◆ SET TASK ◆
Count how many lines in this material contain "élèves". The answer is that number alone.

◆ DATA LINES ◆
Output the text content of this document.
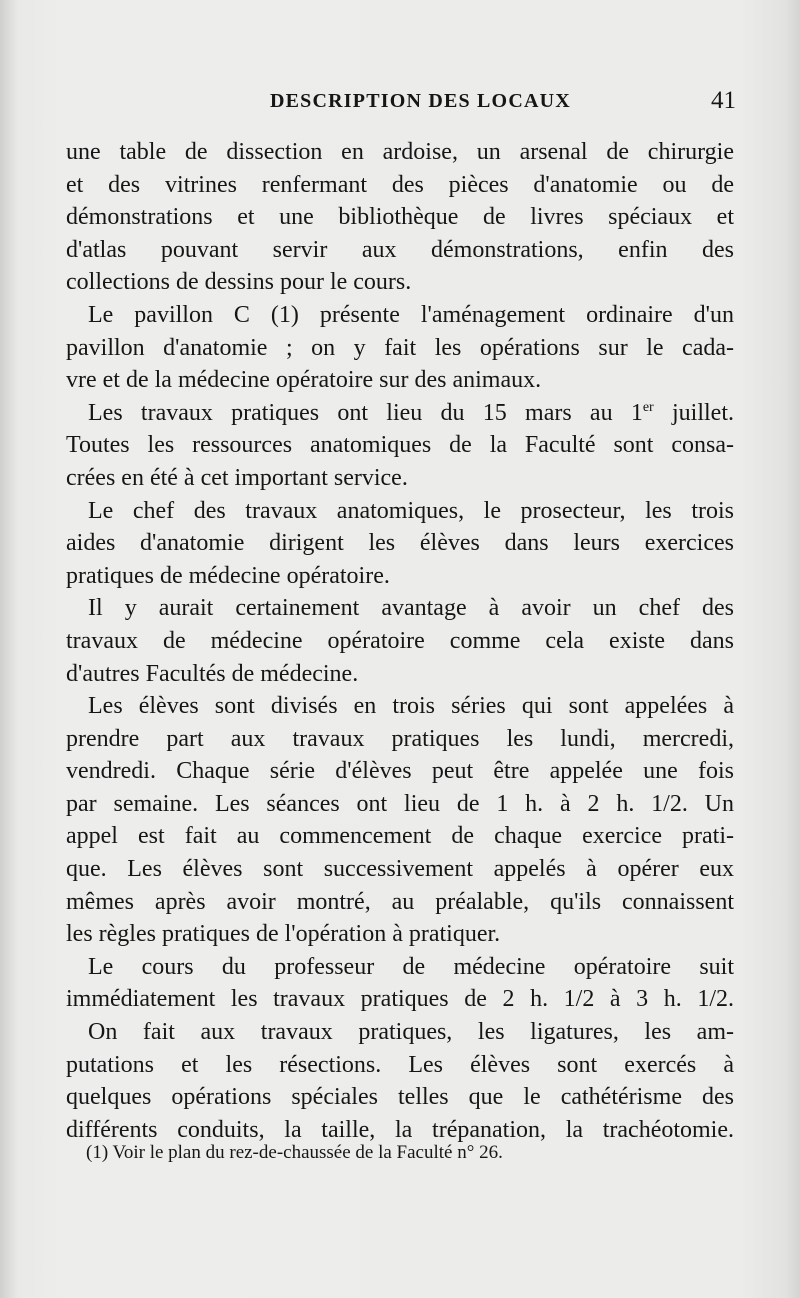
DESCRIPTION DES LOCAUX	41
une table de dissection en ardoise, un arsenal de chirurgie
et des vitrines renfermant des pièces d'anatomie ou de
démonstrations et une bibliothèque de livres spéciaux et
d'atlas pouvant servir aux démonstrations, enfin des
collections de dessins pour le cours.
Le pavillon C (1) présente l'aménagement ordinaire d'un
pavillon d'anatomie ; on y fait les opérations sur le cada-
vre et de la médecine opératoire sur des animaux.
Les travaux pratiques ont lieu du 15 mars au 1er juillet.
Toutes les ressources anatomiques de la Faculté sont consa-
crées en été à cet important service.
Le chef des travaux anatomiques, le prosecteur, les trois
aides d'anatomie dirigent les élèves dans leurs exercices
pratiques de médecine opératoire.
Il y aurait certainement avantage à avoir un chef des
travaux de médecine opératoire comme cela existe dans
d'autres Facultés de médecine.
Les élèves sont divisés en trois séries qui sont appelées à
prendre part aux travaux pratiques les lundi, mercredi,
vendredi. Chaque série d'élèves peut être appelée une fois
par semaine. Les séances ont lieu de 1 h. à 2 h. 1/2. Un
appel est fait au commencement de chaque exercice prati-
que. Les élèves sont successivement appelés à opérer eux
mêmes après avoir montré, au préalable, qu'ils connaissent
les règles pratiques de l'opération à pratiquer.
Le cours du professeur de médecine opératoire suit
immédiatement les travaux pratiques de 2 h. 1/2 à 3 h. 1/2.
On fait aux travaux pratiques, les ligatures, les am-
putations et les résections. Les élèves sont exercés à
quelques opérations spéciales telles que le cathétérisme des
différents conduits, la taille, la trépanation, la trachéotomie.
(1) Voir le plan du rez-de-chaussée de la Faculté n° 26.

...

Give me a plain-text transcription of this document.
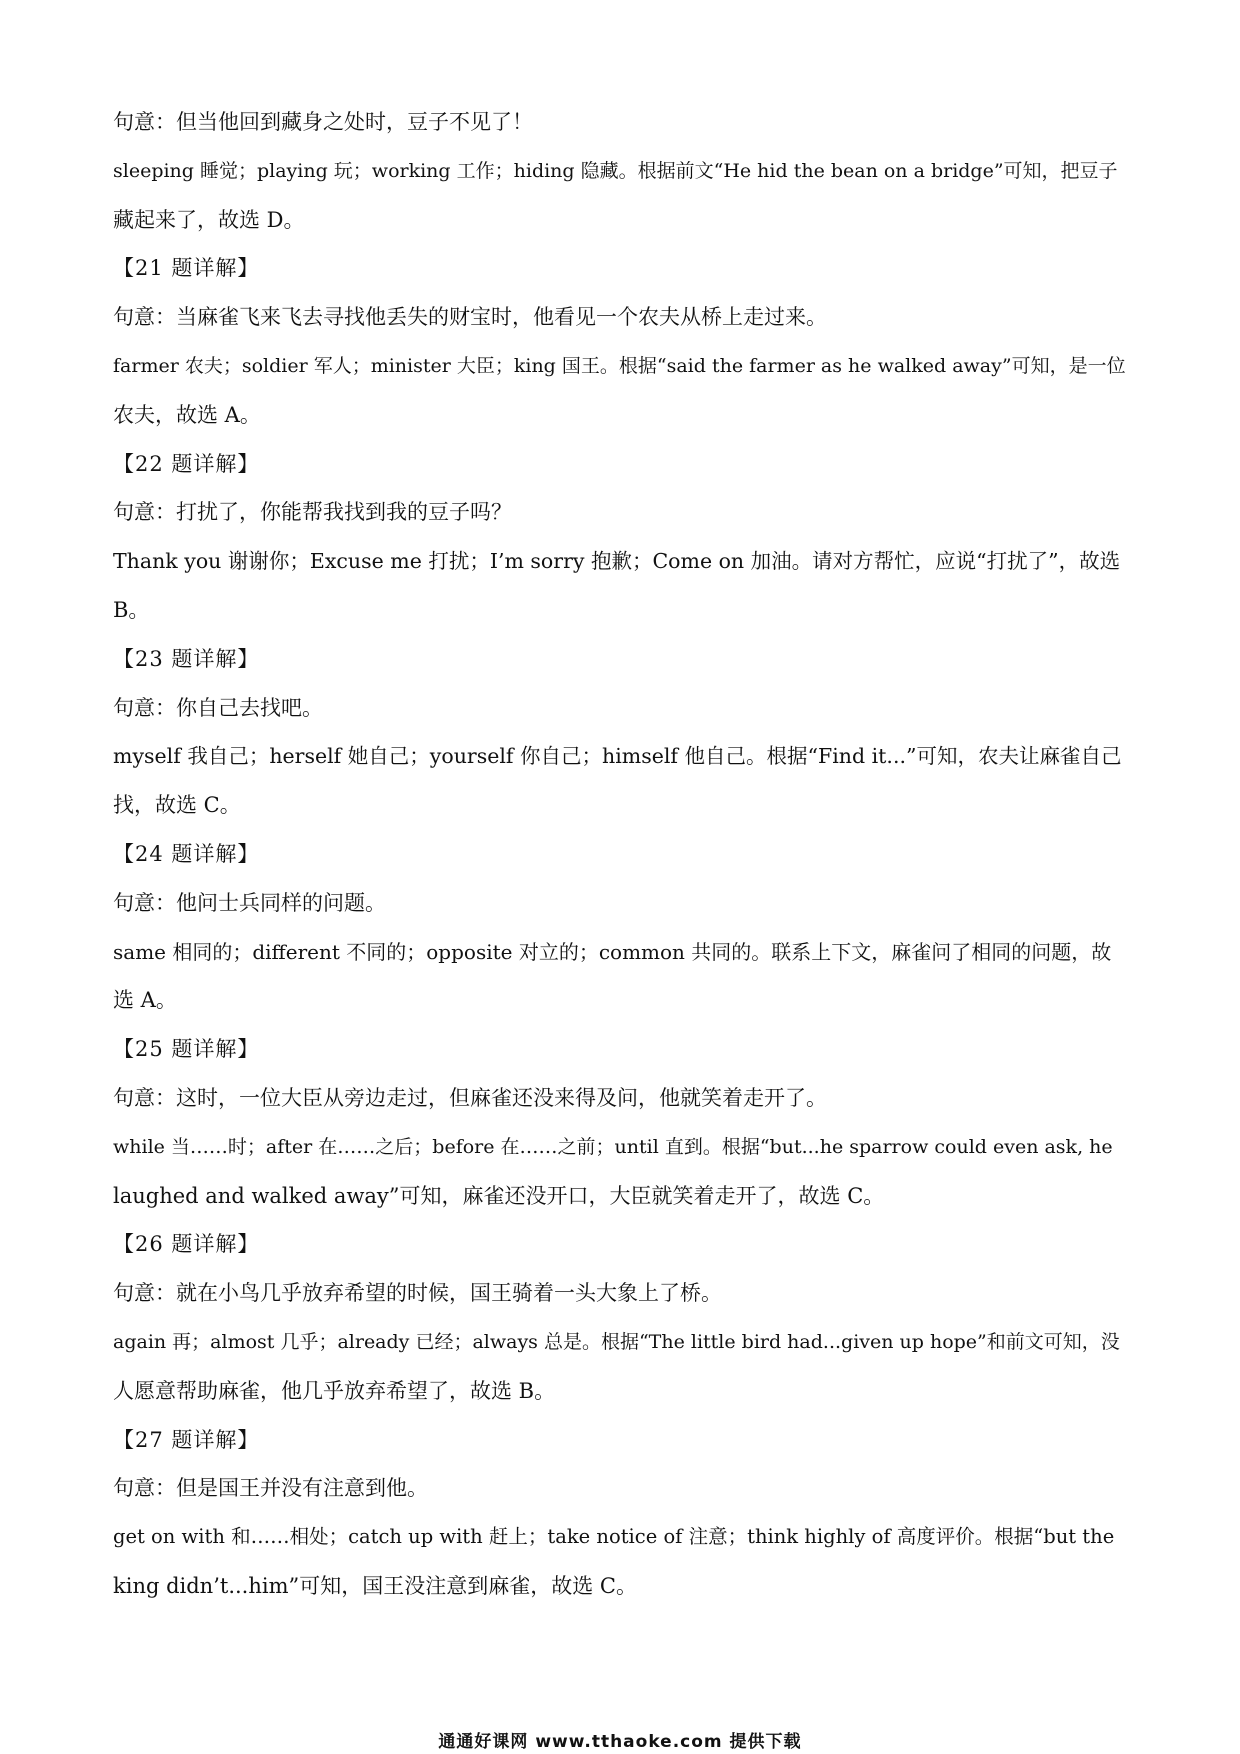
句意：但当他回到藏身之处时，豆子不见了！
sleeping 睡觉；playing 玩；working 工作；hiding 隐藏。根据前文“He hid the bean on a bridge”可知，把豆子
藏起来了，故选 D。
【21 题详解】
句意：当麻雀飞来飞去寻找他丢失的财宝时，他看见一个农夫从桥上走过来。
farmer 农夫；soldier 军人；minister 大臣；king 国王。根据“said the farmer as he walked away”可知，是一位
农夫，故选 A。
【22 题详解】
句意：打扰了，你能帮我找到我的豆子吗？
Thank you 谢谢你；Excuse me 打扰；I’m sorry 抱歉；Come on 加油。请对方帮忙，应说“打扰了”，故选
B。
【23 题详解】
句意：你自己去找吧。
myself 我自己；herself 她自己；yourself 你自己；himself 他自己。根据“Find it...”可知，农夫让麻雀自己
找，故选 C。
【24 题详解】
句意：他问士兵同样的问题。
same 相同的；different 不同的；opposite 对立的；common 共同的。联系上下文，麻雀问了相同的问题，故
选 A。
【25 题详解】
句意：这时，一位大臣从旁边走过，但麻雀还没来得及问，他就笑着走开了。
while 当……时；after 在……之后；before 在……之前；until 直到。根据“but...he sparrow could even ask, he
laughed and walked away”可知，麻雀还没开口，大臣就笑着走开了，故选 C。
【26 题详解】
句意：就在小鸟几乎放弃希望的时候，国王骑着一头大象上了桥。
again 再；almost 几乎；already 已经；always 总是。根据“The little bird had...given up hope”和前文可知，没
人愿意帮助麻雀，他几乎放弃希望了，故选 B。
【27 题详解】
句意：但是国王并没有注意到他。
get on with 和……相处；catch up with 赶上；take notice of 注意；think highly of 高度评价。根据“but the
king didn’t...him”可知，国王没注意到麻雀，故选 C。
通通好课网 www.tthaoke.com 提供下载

==

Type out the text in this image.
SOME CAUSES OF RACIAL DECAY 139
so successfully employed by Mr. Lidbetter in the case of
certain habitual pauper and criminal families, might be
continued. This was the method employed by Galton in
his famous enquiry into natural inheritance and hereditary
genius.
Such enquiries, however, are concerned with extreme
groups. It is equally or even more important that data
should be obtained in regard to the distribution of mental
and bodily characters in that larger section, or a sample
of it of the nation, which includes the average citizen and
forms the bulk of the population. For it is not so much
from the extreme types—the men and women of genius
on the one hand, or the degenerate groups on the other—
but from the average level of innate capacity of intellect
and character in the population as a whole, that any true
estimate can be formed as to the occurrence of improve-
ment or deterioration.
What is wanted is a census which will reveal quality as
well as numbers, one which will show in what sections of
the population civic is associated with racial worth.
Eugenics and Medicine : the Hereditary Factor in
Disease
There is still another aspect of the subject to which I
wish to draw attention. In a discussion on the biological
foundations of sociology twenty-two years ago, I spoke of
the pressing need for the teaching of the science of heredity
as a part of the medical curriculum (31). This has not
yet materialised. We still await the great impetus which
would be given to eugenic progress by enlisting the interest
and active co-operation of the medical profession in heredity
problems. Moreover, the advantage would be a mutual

◆ TASK RESPONSE ◆
5